(ENTRIES)
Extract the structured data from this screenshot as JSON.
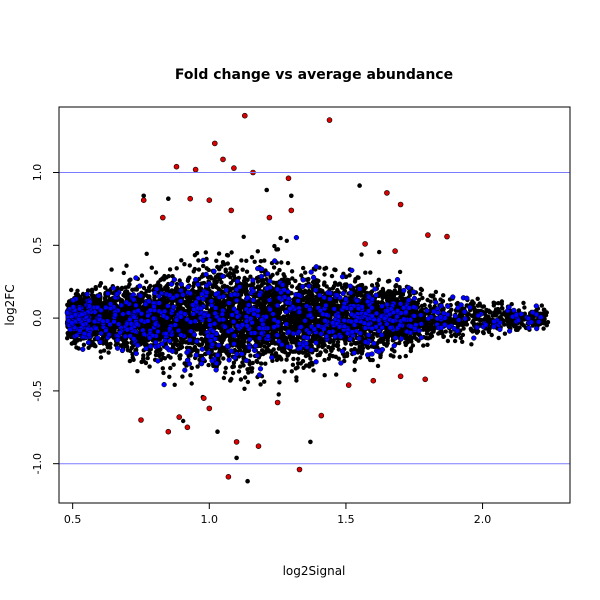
{
  "chart_data": {
    "type": "scatter",
    "title": "Fold change vs average abundance",
    "xlabel": "log2Signal",
    "ylabel": "log2FC",
    "xlim": [
      0.45,
      2.32
    ],
    "ylim": [
      -1.27,
      1.45
    ],
    "x_ticks": [
      0.5,
      1.0,
      1.5,
      2.0
    ],
    "x_tick_labels": [
      "0.5",
      "1.0",
      "1.5",
      "2.0"
    ],
    "y_ticks": [
      -1.0,
      -0.5,
      0.0,
      0.5,
      1.0
    ],
    "y_tick_labels": [
      "-1.0",
      "-0.5",
      "0.0",
      "0.5",
      "1.0"
    ],
    "grid": false,
    "reference_lines": [
      {
        "y": 1.0,
        "color": "#7b7bff"
      },
      {
        "y": -1.0,
        "color": "#7b7bff"
      }
    ],
    "colors": {
      "black": "#000000",
      "blue": "#0000ff",
      "red": "#dd0000"
    },
    "highlight_points": {
      "red": [
        [
          0.88,
          1.04
        ],
        [
          0.95,
          1.02
        ],
        [
          1.02,
          1.2
        ],
        [
          1.05,
          1.09
        ],
        [
          1.13,
          1.39
        ],
        [
          1.16,
          1.0
        ],
        [
          1.29,
          0.96
        ],
        [
          1.44,
          1.36
        ],
        [
          1.09,
          1.03
        ],
        [
          1.65,
          0.86
        ],
        [
          1.7,
          0.78
        ],
        [
          0.93,
          0.82
        ],
        [
          1.0,
          0.81
        ],
        [
          1.08,
          0.74
        ],
        [
          1.22,
          0.69
        ],
        [
          1.3,
          0.74
        ],
        [
          0.76,
          0.81
        ],
        [
          0.83,
          0.69
        ],
        [
          1.8,
          0.57
        ],
        [
          1.87,
          0.56
        ],
        [
          1.57,
          0.51
        ],
        [
          1.68,
          0.46
        ],
        [
          0.75,
          -0.7
        ],
        [
          0.85,
          -0.78
        ],
        [
          0.92,
          -0.75
        ],
        [
          1.0,
          -0.62
        ],
        [
          1.1,
          -0.85
        ],
        [
          1.18,
          -0.88
        ],
        [
          1.33,
          -1.04
        ],
        [
          1.07,
          -1.09
        ],
        [
          1.41,
          -0.67
        ],
        [
          1.6,
          -0.43
        ],
        [
          1.79,
          -0.42
        ],
        [
          0.98,
          -0.55
        ],
        [
          1.25,
          -0.58
        ],
        [
          0.89,
          -0.68
        ],
        [
          1.51,
          -0.46
        ],
        [
          1.7,
          -0.4
        ]
      ],
      "black": [
        [
          1.55,
          0.91
        ],
        [
          1.21,
          0.88
        ],
        [
          0.76,
          0.84
        ],
        [
          1.1,
          -0.96
        ],
        [
          1.14,
          -1.12
        ],
        [
          1.03,
          -0.78
        ],
        [
          1.37,
          -0.85
        ],
        [
          0.85,
          0.82
        ],
        [
          1.3,
          0.84
        ]
      ]
    },
    "point_cloud": {
      "n": 7000,
      "x_range": [
        0.48,
        2.24
      ],
      "blue_fraction": 0.12,
      "description_of_spread": "dense band centred on y = 0; spread grows to about ±0.45 near x = 1.0–1.2 and narrows toward both ends"
    }
  }
}
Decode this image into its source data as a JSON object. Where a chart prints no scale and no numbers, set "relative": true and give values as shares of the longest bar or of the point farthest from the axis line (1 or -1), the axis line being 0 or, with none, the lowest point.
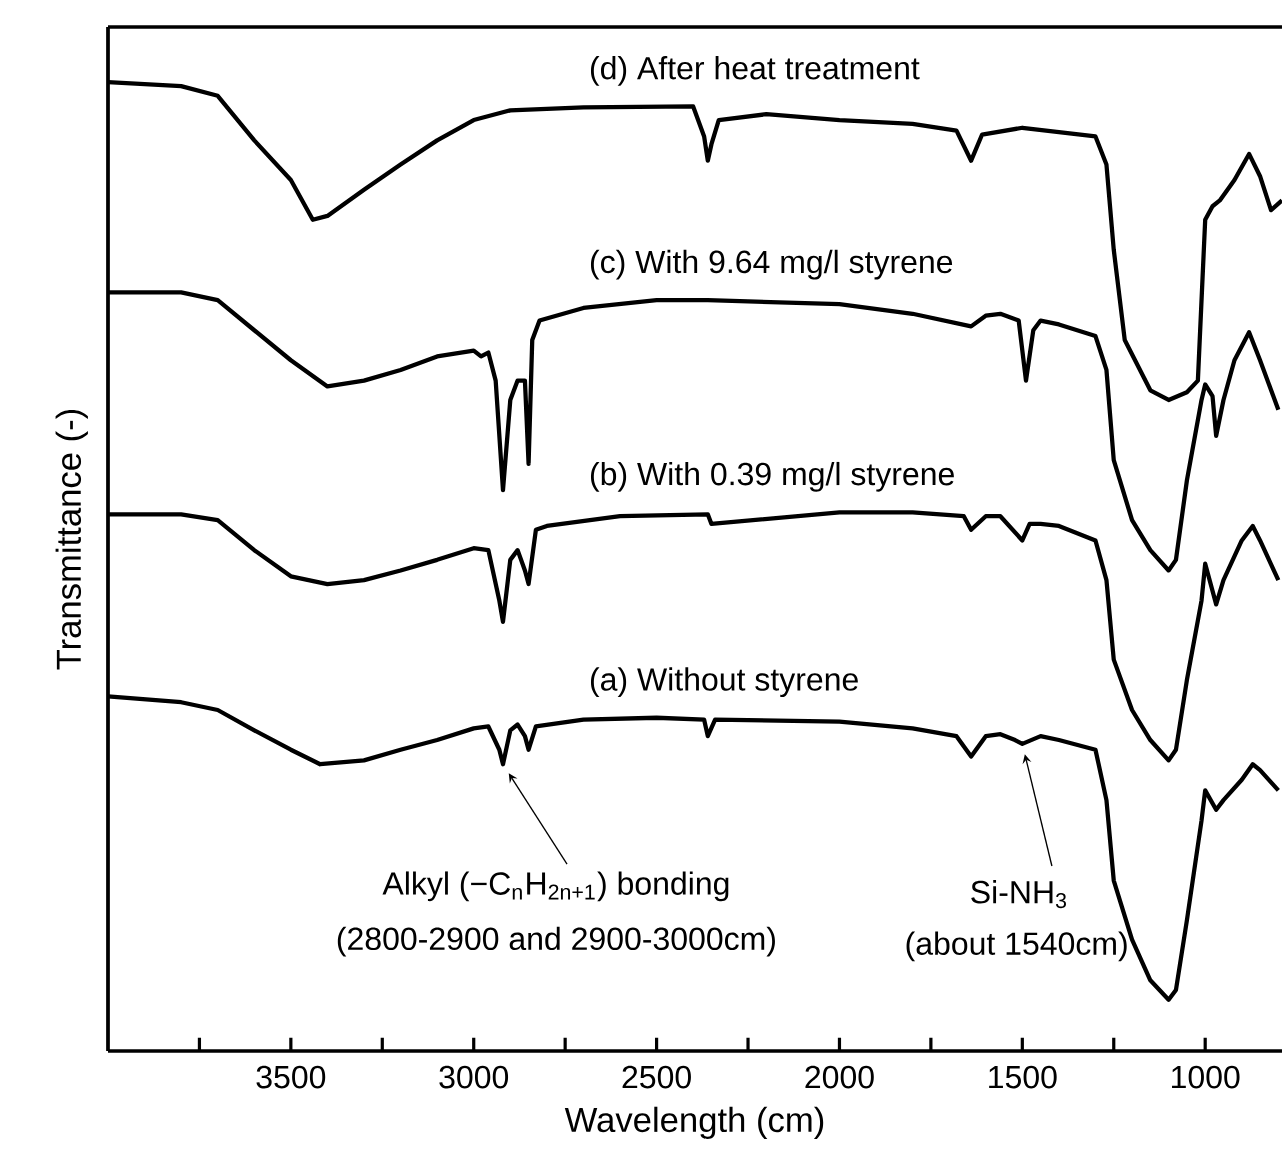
{
  "chart_data": {
    "type": "line",
    "relative": true,
    "xlabel": "Wavelength (cm)",
    "ylabel": "Transmittance (-)",
    "xlim": [
      4000,
      790
    ],
    "xticks": [
      {
        "value": 3750,
        "label": null
      },
      3500,
      {
        "value": 3250,
        "label": null
      },
      3000,
      {
        "value": 2750,
        "label": null
      },
      2500,
      {
        "value": 2250,
        "label": null
      },
      2000,
      {
        "value": 1750,
        "label": null
      },
      1500,
      {
        "value": 1250,
        "label": null
      },
      1000
    ],
    "series": [
      {
        "name": "(d) After heat treatment",
        "color": "#000000",
        "x": [
          4000,
          3800,
          3700,
          3600,
          3500,
          3440,
          3400,
          3300,
          3200,
          3100,
          3000,
          2900,
          2700,
          2400,
          2370,
          2360,
          2350,
          2330,
          2200,
          2000,
          1800,
          1680,
          1640,
          1610,
          1500,
          1300,
          1270,
          1250,
          1220,
          1150,
          1100,
          1050,
          1020,
          1000,
          980,
          960,
          920,
          880,
          850,
          820,
          790
        ],
        "values": [
          1.0,
          0.996,
          0.986,
          0.94,
          0.899,
          0.858,
          0.862,
          0.889,
          0.915,
          0.94,
          0.961,
          0.971,
          0.974,
          0.975,
          0.944,
          0.919,
          0.936,
          0.961,
          0.967,
          0.961,
          0.957,
          0.95,
          0.919,
          0.946,
          0.953,
          0.944,
          0.915,
          0.827,
          0.734,
          0.682,
          0.672,
          0.68,
          0.692,
          0.858,
          0.872,
          0.878,
          0.899,
          0.926,
          0.903,
          0.868,
          0.878
        ]
      },
      {
        "name": "(c) With 9.64 mg/l styrene",
        "color": "#000000",
        "x": [
          4000,
          3800,
          3700,
          3600,
          3500,
          3400,
          3300,
          3200,
          3100,
          3000,
          2980,
          2960,
          2940,
          2920,
          2900,
          2880,
          2860,
          2850,
          2840,
          2820,
          2700,
          2500,
          2360,
          2000,
          1800,
          1640,
          1600,
          1560,
          1510,
          1490,
          1470,
          1450,
          1400,
          1300,
          1270,
          1250,
          1200,
          1150,
          1100,
          1080,
          1050,
          1010,
          1000,
          980,
          970,
          950,
          920,
          880,
          850,
          800
        ],
        "values": [
          0.783,
          0.783,
          0.775,
          0.744,
          0.713,
          0.686,
          0.692,
          0.703,
          0.717,
          0.723,
          0.717,
          0.721,
          0.692,
          0.579,
          0.672,
          0.692,
          0.692,
          0.606,
          0.734,
          0.754,
          0.767,
          0.775,
          0.775,
          0.771,
          0.761,
          0.748,
          0.759,
          0.761,
          0.754,
          0.692,
          0.744,
          0.754,
          0.75,
          0.738,
          0.703,
          0.61,
          0.548,
          0.517,
          0.496,
          0.507,
          0.589,
          0.672,
          0.688,
          0.676,
          0.635,
          0.672,
          0.713,
          0.742,
          0.713,
          0.662
        ]
      },
      {
        "name": "(b) With 0.39 mg/l styrene",
        "color": "#000000",
        "x": [
          4000,
          3800,
          3700,
          3600,
          3500,
          3400,
          3300,
          3200,
          3100,
          3000,
          2960,
          2930,
          2920,
          2900,
          2880,
          2860,
          2850,
          2830,
          2800,
          2600,
          2360,
          2350,
          2000,
          1800,
          1660,
          1640,
          1600,
          1560,
          1500,
          1480,
          1450,
          1400,
          1300,
          1270,
          1250,
          1200,
          1150,
          1100,
          1080,
          1050,
          1010,
          1000,
          970,
          950,
          900,
          870,
          850,
          800
        ],
        "values": [
          0.554,
          0.554,
          0.548,
          0.517,
          0.49,
          0.482,
          0.486,
          0.496,
          0.507,
          0.519,
          0.517,
          0.465,
          0.443,
          0.507,
          0.517,
          0.496,
          0.482,
          0.538,
          0.542,
          0.552,
          0.554,
          0.544,
          0.556,
          0.556,
          0.552,
          0.538,
          0.552,
          0.552,
          0.527,
          0.544,
          0.544,
          0.542,
          0.527,
          0.486,
          0.404,
          0.352,
          0.321,
          0.3,
          0.311,
          0.383,
          0.465,
          0.503,
          0.461,
          0.486,
          0.527,
          0.542,
          0.527,
          0.486
        ]
      },
      {
        "name": "(a) Without styrene",
        "color": "#000000",
        "x": [
          4000,
          3800,
          3700,
          3600,
          3500,
          3420,
          3300,
          3200,
          3100,
          3000,
          2960,
          2930,
          2920,
          2900,
          2880,
          2860,
          2850,
          2830,
          2700,
          2500,
          2370,
          2360,
          2340,
          2000,
          1800,
          1680,
          1640,
          1600,
          1560,
          1520,
          1500,
          1450,
          1400,
          1300,
          1270,
          1250,
          1200,
          1150,
          1100,
          1080,
          1050,
          1010,
          1000,
          970,
          950,
          900,
          870,
          850,
          800
        ],
        "values": [
          0.366,
          0.36,
          0.352,
          0.331,
          0.311,
          0.296,
          0.3,
          0.311,
          0.321,
          0.333,
          0.335,
          0.311,
          0.296,
          0.331,
          0.337,
          0.325,
          0.311,
          0.335,
          0.342,
          0.344,
          0.342,
          0.325,
          0.342,
          0.34,
          0.333,
          0.325,
          0.304,
          0.325,
          0.327,
          0.321,
          0.317,
          0.325,
          0.321,
          0.311,
          0.259,
          0.176,
          0.115,
          0.073,
          0.053,
          0.063,
          0.135,
          0.238,
          0.269,
          0.249,
          0.259,
          0.28,
          0.296,
          0.29,
          0.269
        ]
      }
    ],
    "annotations": [
      {
        "text": "Alkyl (−C$_{n}$H$_{2n+1}$) bonding",
        "x": 2920,
        "y": 0.296
      },
      "(2800-2900 and 2900-3000cm)",
      {
        "text": "Si-NH$_{3}$",
        "x": 1500,
        "y": 0.317
      },
      "(about 1540cm)"
    ]
  }
}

(STATED TASK) Every line that holds the string "ylabel" should be returned.

(SOLUTION FOR THIS TASK)
    "ylabel": "log2FC",
    "ylabel": "Transmittance (-)",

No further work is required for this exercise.